(Stored records)
....

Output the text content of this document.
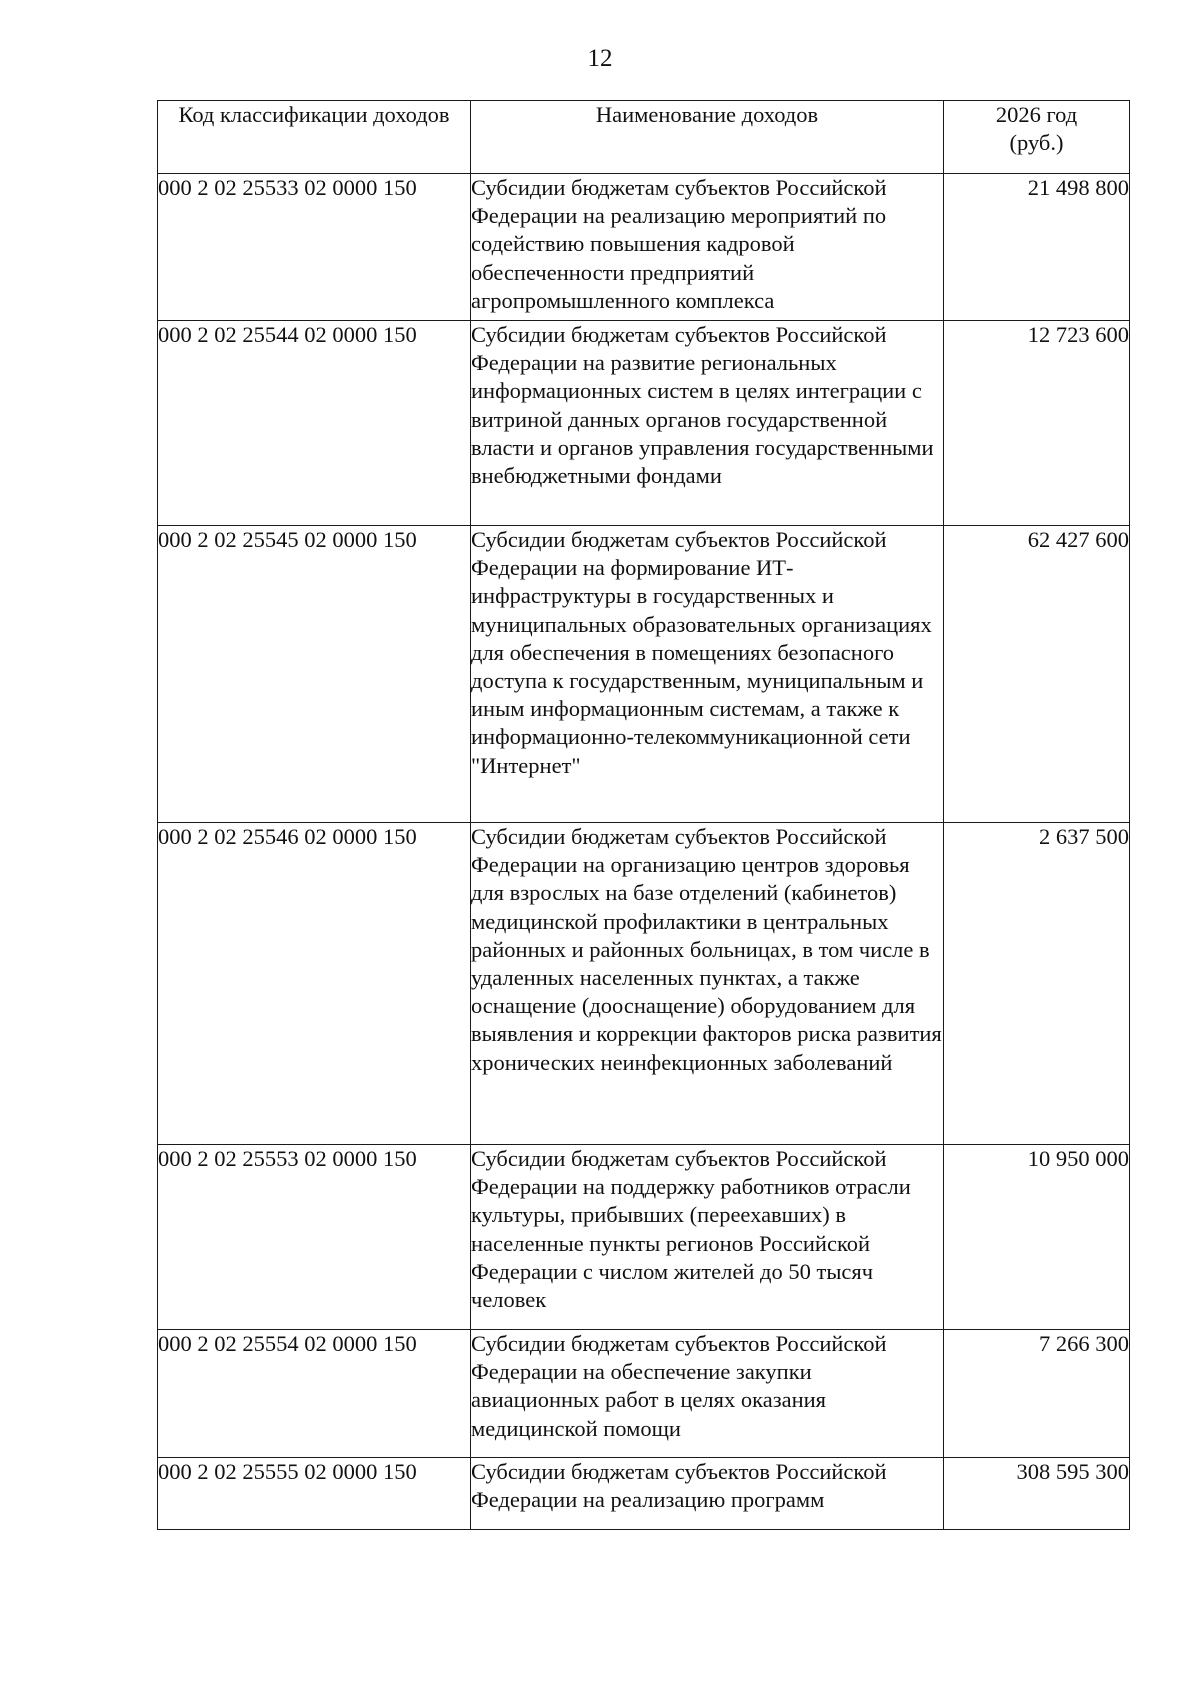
12
Код классификации доходов	Наименование доходов	2026 год
(руб.)

000 2 02 25533 02 0000 150	Субсидии бюджетам субъектов Российской Федерации на реализацию мероприятий по содействию повышения кадровой обеспеченности предприятий агропромышленного комплекса	21 498 800
000 2 02 25544 02 0000 150	Субсидии бюджетам субъектов Российской Федерации на развитие региональных информационных систем в целях интеграции с витриной данных органов государственной власти и органов управления государственными внебюджетными фондами	12 723 600
000 2 02 25545 02 0000 150	Субсидии бюджетам субъектов Российской Федерации на формирование ИТ-инфраструктуры в государственных и муниципальных образовательных организациях для обеспечения в помещениях безопасного доступа к государственным, муниципальным и иным информационным системам, а также к информационно-телекоммуникационной сети "Интернет"	62 427 600
000 2 02 25546 02 0000 150	Субсидии бюджетам субъектов Российской Федерации на организацию центров здоровья для взрослых на базе отделений (кабинетов) медицинской профилактики в центральных районных и районных больницах, в том числе в удаленных населенных пунктах, а также оснащение (дооснащение) оборудованием для выявления и коррекции факторов риска развития хронических неинфекционных заболеваний	2 637 500
000 2 02 25553 02 0000 150	Субсидии бюджетам субъектов Российской Федерации на поддержку работников отрасли культуры, прибывших (переехавших) в населенные пункты регионов Российской Федерации с числом жителей до 50 тысяч человек	10 950 000
000 2 02 25554 02 0000 150	Субсидии бюджетам субъектов Российской Федерации на обеспечение закупки авиационных работ в целях оказания медицинской помощи	7 266 300
000 2 02 25555 02 0000 150	Субсидии бюджетам субъектов Российской Федерации на реализацию программ	308 595 300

....

• Task statement: Where a line holds "целях", copy it out.

• Exercise result:
000 2 02 25544 02 0000 150	Субсидии бюджетам субъектов Российской Федерации на развитие региональных информационных систем в целях интеграции с витриной данных органов государственной власти и органов управления государственными внебюджетными фондами	12 723 600
000 2 02 25554 02 0000 150	Субсидии бюджетам субъектов Российской Федерации на обеспечение закупки авиационных работ в целях оказания медицинской помощи	7 266 300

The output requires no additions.